(Required work):
Write out all lines holding the word "para".

(Dataset items):
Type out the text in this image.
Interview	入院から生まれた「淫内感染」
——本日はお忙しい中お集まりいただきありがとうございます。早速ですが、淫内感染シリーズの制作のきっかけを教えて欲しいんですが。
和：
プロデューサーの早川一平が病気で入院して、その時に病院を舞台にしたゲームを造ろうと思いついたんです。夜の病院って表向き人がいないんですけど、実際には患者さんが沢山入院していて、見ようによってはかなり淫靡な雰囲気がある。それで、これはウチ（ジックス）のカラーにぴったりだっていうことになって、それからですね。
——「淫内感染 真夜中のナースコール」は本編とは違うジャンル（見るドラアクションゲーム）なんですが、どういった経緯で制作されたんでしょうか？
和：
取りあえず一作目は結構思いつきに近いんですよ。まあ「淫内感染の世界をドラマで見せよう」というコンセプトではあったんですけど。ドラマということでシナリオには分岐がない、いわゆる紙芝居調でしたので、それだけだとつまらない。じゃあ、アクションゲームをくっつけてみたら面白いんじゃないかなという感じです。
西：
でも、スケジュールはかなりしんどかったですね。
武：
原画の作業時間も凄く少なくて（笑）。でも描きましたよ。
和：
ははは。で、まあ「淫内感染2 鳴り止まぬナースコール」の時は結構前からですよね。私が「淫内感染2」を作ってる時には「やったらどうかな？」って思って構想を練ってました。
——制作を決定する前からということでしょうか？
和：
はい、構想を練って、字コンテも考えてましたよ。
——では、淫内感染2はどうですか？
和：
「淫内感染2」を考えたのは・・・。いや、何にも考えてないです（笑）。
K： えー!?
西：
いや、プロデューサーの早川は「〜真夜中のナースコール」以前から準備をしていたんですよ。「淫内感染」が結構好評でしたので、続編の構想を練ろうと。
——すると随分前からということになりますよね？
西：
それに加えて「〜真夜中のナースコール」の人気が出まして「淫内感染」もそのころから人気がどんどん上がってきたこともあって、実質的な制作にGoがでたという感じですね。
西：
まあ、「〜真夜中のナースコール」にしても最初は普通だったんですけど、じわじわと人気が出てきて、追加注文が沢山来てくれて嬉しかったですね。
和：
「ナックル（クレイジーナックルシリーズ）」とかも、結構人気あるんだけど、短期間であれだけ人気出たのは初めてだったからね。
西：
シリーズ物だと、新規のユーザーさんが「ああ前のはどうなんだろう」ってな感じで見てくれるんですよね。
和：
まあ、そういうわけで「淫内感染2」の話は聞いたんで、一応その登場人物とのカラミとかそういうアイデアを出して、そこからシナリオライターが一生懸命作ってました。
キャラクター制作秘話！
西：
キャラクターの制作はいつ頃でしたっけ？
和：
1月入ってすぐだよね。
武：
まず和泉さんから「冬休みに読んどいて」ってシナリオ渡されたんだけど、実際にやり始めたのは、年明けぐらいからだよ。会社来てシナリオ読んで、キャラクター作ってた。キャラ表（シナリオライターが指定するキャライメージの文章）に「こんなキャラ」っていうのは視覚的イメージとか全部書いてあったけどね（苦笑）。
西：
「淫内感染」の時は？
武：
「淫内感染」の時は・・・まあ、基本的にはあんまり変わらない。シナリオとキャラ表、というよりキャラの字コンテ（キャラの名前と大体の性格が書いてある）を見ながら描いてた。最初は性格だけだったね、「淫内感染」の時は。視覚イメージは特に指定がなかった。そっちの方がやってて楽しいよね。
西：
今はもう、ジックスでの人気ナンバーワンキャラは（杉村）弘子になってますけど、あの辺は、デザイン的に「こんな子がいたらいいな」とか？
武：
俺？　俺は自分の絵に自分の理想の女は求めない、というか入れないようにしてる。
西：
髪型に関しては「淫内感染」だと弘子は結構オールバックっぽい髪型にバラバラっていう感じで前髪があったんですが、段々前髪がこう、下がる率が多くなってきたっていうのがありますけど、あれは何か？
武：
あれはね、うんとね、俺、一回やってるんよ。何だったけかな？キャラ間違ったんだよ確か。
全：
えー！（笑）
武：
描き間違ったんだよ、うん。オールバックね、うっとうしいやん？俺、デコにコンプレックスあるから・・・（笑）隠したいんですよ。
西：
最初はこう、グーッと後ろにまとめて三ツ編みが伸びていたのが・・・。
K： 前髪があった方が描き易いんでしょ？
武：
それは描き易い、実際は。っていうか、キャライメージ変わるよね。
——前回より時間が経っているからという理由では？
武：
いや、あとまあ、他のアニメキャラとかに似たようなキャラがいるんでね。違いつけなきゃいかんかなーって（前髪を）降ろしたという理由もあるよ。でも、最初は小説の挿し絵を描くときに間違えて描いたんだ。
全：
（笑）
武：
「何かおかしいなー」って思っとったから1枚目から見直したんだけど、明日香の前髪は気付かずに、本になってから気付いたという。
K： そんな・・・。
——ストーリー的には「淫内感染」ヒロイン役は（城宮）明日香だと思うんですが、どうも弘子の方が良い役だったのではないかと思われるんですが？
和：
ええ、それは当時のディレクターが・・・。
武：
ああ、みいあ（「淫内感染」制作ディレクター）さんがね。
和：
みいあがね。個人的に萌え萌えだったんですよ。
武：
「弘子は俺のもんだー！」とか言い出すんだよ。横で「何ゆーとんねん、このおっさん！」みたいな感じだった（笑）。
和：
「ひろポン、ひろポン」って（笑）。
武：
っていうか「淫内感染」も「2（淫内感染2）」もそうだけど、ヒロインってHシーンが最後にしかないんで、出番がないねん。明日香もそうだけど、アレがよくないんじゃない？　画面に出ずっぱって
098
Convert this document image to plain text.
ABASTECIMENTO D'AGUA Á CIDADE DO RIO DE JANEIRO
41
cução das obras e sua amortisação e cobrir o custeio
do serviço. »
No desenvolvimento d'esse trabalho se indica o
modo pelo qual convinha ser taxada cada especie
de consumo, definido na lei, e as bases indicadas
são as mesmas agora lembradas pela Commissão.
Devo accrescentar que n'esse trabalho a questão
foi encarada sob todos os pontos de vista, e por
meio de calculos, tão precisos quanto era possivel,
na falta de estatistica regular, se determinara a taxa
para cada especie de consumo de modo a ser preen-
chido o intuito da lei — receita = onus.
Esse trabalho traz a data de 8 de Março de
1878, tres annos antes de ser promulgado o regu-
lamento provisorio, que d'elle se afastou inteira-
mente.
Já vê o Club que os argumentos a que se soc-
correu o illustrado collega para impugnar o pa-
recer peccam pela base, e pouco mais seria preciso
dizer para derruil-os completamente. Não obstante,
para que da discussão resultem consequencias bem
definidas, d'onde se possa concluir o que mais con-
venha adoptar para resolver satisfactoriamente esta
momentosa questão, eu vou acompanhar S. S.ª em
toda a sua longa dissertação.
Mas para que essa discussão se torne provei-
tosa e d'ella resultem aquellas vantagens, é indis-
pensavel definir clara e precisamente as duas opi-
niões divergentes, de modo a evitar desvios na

(Written solution):
para cada especie de consumo de modo a ser preen-
correu o illustrado collega para impugnar o pa-
dizer para derruil-os completamente. Não obstante,
para que da discussão resultem consequencias bem
venha adoptar para resolver satisfactoriamente esta
Mas para que essa discussão se torne provei-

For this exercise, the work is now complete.